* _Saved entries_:
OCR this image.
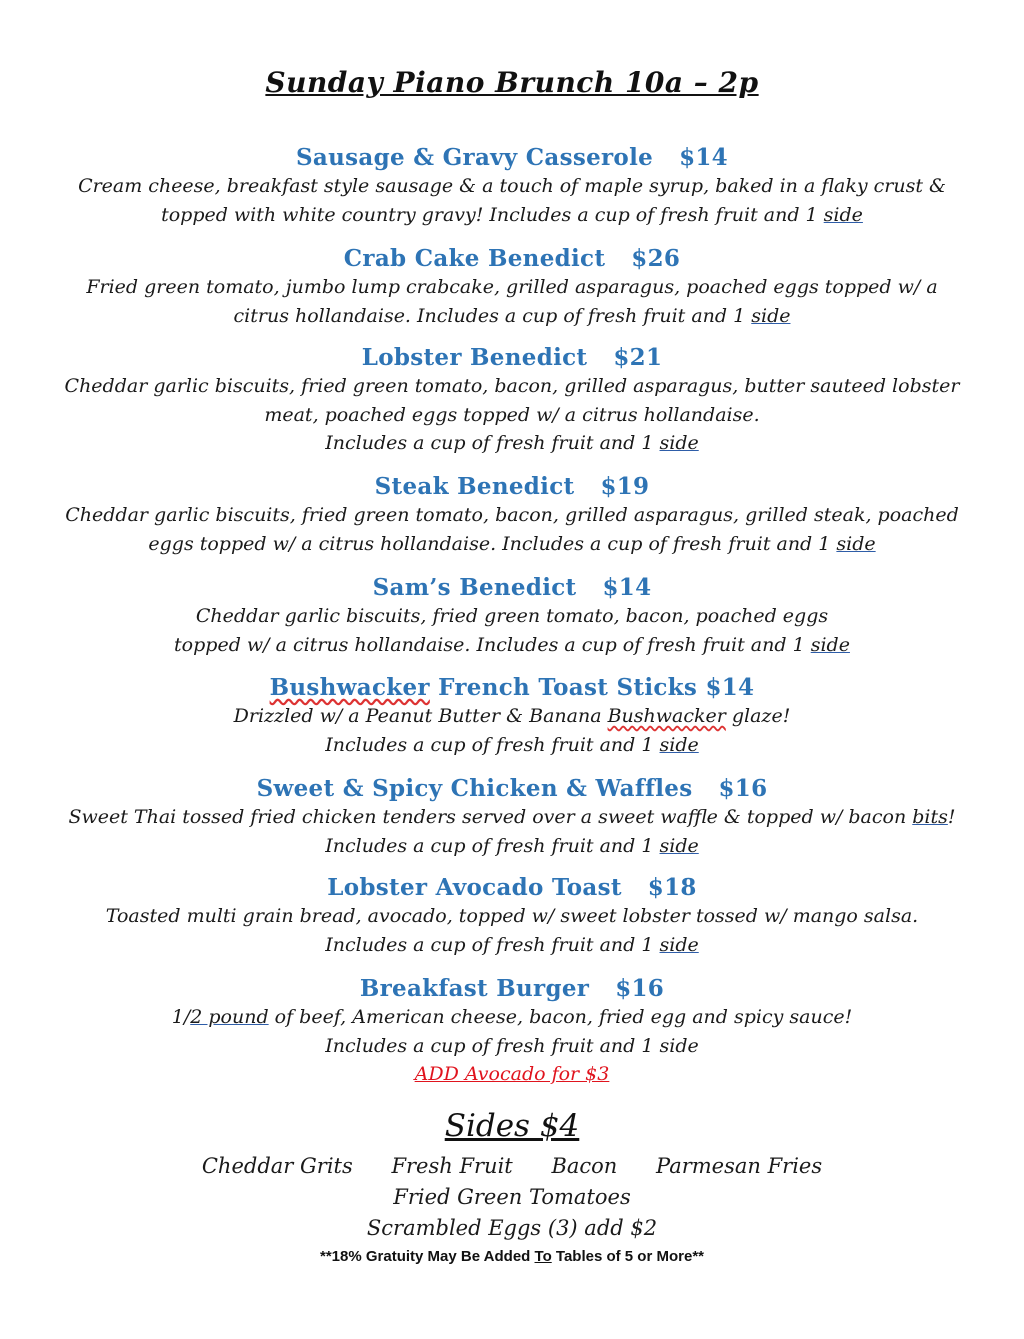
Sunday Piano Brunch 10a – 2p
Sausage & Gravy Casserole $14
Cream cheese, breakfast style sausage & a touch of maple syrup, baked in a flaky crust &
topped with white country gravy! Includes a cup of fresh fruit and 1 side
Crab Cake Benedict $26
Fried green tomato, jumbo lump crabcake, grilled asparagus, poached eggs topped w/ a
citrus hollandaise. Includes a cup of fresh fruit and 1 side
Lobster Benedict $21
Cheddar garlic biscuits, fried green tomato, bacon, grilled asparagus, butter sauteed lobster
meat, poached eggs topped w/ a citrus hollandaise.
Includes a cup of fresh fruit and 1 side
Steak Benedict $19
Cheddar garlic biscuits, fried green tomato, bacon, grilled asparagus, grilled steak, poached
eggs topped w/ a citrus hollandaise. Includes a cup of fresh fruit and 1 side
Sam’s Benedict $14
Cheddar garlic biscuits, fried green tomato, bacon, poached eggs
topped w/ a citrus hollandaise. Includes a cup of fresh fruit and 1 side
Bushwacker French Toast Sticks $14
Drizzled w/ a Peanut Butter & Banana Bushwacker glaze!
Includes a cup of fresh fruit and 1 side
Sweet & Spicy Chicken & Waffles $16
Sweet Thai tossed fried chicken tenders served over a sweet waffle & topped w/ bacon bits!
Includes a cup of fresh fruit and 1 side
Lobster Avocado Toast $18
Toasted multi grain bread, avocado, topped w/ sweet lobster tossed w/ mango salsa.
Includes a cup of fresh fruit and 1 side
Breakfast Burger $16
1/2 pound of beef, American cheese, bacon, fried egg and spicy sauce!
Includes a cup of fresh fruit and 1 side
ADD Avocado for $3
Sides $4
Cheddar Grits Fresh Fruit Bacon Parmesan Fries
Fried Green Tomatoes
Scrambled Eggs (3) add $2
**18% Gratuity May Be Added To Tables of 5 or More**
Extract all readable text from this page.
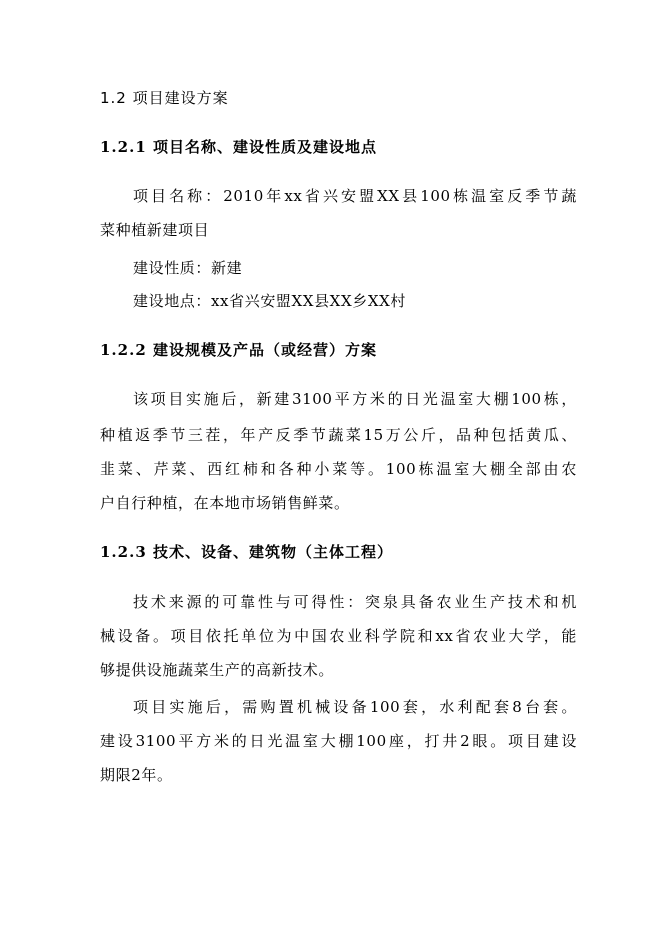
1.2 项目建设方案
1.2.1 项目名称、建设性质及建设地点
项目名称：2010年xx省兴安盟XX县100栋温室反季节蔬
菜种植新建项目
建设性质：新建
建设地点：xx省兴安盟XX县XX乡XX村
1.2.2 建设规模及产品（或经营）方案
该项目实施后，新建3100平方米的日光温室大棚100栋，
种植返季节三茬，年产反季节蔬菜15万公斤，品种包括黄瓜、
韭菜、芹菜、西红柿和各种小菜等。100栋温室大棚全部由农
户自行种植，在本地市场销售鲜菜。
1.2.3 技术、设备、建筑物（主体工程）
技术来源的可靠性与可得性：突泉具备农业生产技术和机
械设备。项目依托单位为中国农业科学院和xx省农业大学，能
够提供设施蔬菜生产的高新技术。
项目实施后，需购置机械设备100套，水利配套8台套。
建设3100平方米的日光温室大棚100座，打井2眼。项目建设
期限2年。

* _Exercise_: Transcribe the records verbatim and omit the images.

* _Finished answer_:
OCR this image.
Sunday Piano Brunch 10a – 2p
Sausage & Gravy Casserole $14
Cream cheese, breakfast style sausage & a touch of maple syrup, baked in a flaky crust &
topped with white country gravy! Includes a cup of fresh fruit and 1 side
Crab Cake Benedict $26
Fried green tomato, jumbo lump crabcake, grilled asparagus, poached eggs topped w/ a
citrus hollandaise. Includes a cup of fresh fruit and 1 side
Lobster Benedict $21
Cheddar garlic biscuits, fried green tomato, bacon, grilled asparagus, butter sauteed lobster
meat, poached eggs topped w/ a citrus hollandaise.
Includes a cup of fresh fruit and 1 side
Steak Benedict $19
Cheddar garlic biscuits, fried green tomato, bacon, grilled asparagus, grilled steak, poached
eggs topped w/ a citrus hollandaise. Includes a cup of fresh fruit and 1 side
Sam’s Benedict $14
Cheddar garlic biscuits, fried green tomato, bacon, poached eggs
topped w/ a citrus hollandaise. Includes a cup of fresh fruit and 1 side
Bushwacker French Toast Sticks $14
Drizzled w/ a Peanut Butter & Banana Bushwacker glaze!
Includes a cup of fresh fruit and 1 side
Sweet & Spicy Chicken & Waffles $16
Sweet Thai tossed fried chicken tenders served over a sweet waffle & topped w/ bacon bits!
Includes a cup of fresh fruit and 1 side
Lobster Avocado Toast $18
Toasted multi grain bread, avocado, topped w/ sweet lobster tossed w/ mango salsa.
Includes a cup of fresh fruit and 1 side
Breakfast Burger $16
1/2 pound of beef, American cheese, bacon, fried egg and spicy sauce!
Includes a cup of fresh fruit and 1 side
ADD Avocado for $3
Sides $4
Cheddar Grits Fresh Fruit Bacon Parmesan Fries
Fried Green Tomatoes
Scrambled Eggs (3) add $2
**18% Gratuity May Be Added To Tables of 5 or More**
Extract all readable text from this page.
1.2 项目建设方案
1.2.1 项目名称、建设性质及建设地点
项目名称：2010年xx省兴安盟XX县100栋温室反季节蔬
菜种植新建项目
建设性质：新建
建设地点：xx省兴安盟XX县XX乡XX村
1.2.2 建设规模及产品（或经营）方案
该项目实施后，新建3100平方米的日光温室大棚100栋，
种植返季节三茬，年产反季节蔬菜15万公斤，品种包括黄瓜、
韭菜、芹菜、西红柿和各种小菜等。100栋温室大棚全部由农
户自行种植，在本地市场销售鲜菜。
1.2.3 技术、设备、建筑物（主体工程）
技术来源的可靠性与可得性：突泉具备农业生产技术和机
械设备。项目依托单位为中国农业科学院和xx省农业大学，能
够提供设施蔬菜生产的高新技术。
项目实施后，需购置机械设备100套，水利配套8台套。
建设3100平方米的日光温室大棚100座，打井2眼。项目建设
期限2年。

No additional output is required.